- Goal -
Reproduce every entry exactly and leave its pictures out.

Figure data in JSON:
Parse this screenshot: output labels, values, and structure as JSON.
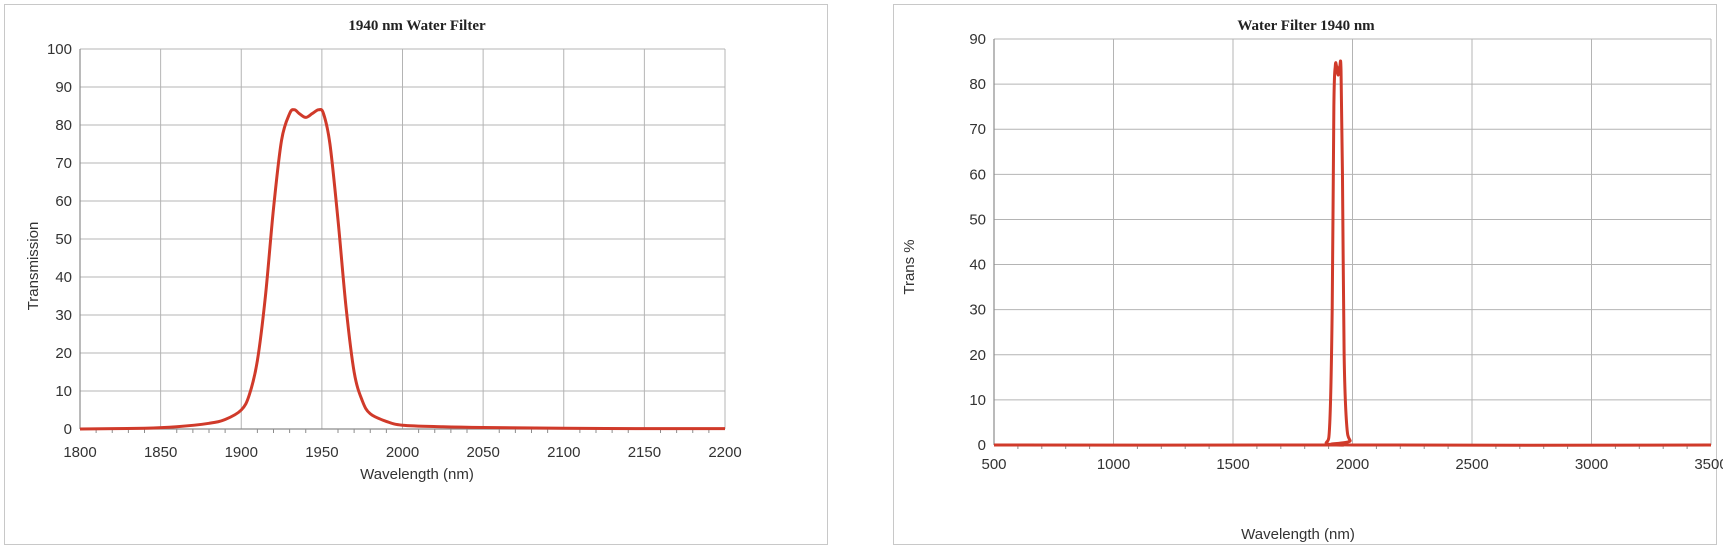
{
  "charts": {
    "left": {
      "title": "1940 nm Water Filter",
      "xlabel": "Wavelength (nm)",
      "ylabel": "Transmission"
    },
    "right": {
      "title": "Water Filter 1940 nm",
      "xlabel": "Wavelength (nm)",
      "ylabel": "Trans %"
    }
  },
  "colors": {
    "line": "#d03a2a",
    "grid": "#b4b4b4",
    "axis": "#8c8c8c"
  },
  "chart_data": [
    {
      "type": "line",
      "title": "1940 nm Water Filter",
      "xlabel": "Wavelength (nm)",
      "ylabel": "Transmission",
      "xlim": [
        1800,
        2200
      ],
      "ylim": [
        0,
        100
      ],
      "xticks": [
        1800,
        1850,
        1900,
        1950,
        2000,
        2050,
        2100,
        2150,
        2200
      ],
      "yticks": [
        0,
        10,
        20,
        30,
        40,
        50,
        60,
        70,
        80,
        90,
        100
      ],
      "grid": true,
      "series": [
        {
          "x": [
            1800,
            1840,
            1860,
            1880,
            1890,
            1900,
            1905,
            1910,
            1915,
            1920,
            1925,
            1930,
            1933,
            1936,
            1940,
            1944,
            1948,
            1951,
            1955,
            1960,
            1965,
            1970,
            1975,
            1980,
            1990,
            2000,
            2025,
            2050,
            2100,
            2150,
            2200
          ],
          "y": [
            0,
            0.2,
            0.6,
            1.5,
            2.5,
            5,
            9,
            18,
            35,
            58,
            76,
            83,
            84,
            83,
            82,
            83,
            84,
            83,
            75,
            55,
            32,
            15,
            7.5,
            4,
            2,
            1,
            0.6,
            0.4,
            0.2,
            0.1,
            0.1
          ]
        }
      ]
    },
    {
      "type": "line",
      "title": "Water Filter 1940 nm",
      "xlabel": "Wavelength (nm)",
      "ylabel": "Trans %",
      "xlim": [
        500,
        3500
      ],
      "ylim": [
        0,
        90
      ],
      "xticks": [
        500,
        1000,
        1500,
        2000,
        2500,
        3000,
        3500
      ],
      "yticks": [
        0,
        10,
        20,
        30,
        40,
        50,
        60,
        70,
        80,
        90
      ],
      "grid": true,
      "series": [
        {
          "x": [
            500,
            1850,
            1890,
            1905,
            1915,
            1922,
            1928,
            1933,
            1940,
            1947,
            1952,
            1958,
            1965,
            1975,
            1990,
            2030,
            3500
          ],
          "y": [
            0,
            0,
            0.5,
            5,
            30,
            75,
            84,
            84,
            82,
            84,
            83,
            60,
            20,
            5,
            1,
            0,
            0
          ]
        }
      ]
    }
  ]
}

- Answer to the exercise -
Parse this screenshot: output labels, values, and structure as JSON.
{
  "charts": {
    "left": {
      "title": "1940 nm Water Filter",
      "xlabel": "Wavelength (nm)",
      "ylabel": "Transmission"
    },
    "right": {
      "title": "Water Filter 1940 nm",
      "xlabel": "Wavelength (nm)",
      "ylabel": "Trans %"
    }
  },
  "colors": {
    "line": "#d03a2a",
    "grid": "#b4b4b4",
    "axis": "#8c8c8c"
  },
  "chart_data": [
    {
      "type": "line",
      "title": "1940 nm Water Filter",
      "xlabel": "Wavelength (nm)",
      "ylabel": "Transmission",
      "xlim": [
        1800,
        2200
      ],
      "ylim": [
        0,
        100
      ],
      "xticks": [
        1800,
        1850,
        1900,
        1950,
        2000,
        2050,
        2100,
        2150,
        2200
      ],
      "yticks": [
        0,
        10,
        20,
        30,
        40,
        50,
        60,
        70,
        80,
        90,
        100
      ],
      "grid": true,
      "series": [
        {
          "x": [
            1800,
            1840,
            1860,
            1880,
            1890,
            1900,
            1905,
            1910,
            1915,
            1920,
            1925,
            1930,
            1933,
            1936,
            1940,
            1944,
            1948,
            1951,
            1955,
            1960,
            1965,
            1970,
            1975,
            1980,
            1990,
            2000,
            2025,
            2050,
            2100,
            2150,
            2200
          ],
          "y": [
            0,
            0.2,
            0.6,
            1.5,
            2.5,
            5,
            9,
            18,
            35,
            58,
            76,
            83,
            84,
            83,
            82,
            83,
            84,
            83,
            75,
            55,
            32,
            15,
            7.5,
            4,
            2,
            1,
            0.6,
            0.4,
            0.2,
            0.1,
            0.1
          ]
        }
      ]
    },
    {
      "type": "line",
      "title": "Water Filter 1940 nm",
      "xlabel": "Wavelength (nm)",
      "ylabel": "Trans %",
      "xlim": [
        500,
        3500
      ],
      "ylim": [
        0,
        90
      ],
      "xticks": [
        500,
        1000,
        1500,
        2000,
        2500,
        3000,
        3500
      ],
      "yticks": [
        0,
        10,
        20,
        30,
        40,
        50,
        60,
        70,
        80,
        90
      ],
      "grid": true,
      "series": [
        {
          "x": [
            500,
            1850,
            1890,
            1905,
            1915,
            1922,
            1928,
            1933,
            1940,
            1947,
            1952,
            1958,
            1965,
            1975,
            1990,
            2030,
            3500
          ],
          "y": [
            0,
            0,
            0.5,
            5,
            30,
            75,
            84,
            84,
            82,
            84,
            83,
            60,
            20,
            5,
            1,
            0,
            0
          ]
        }
      ]
    }
  ]
}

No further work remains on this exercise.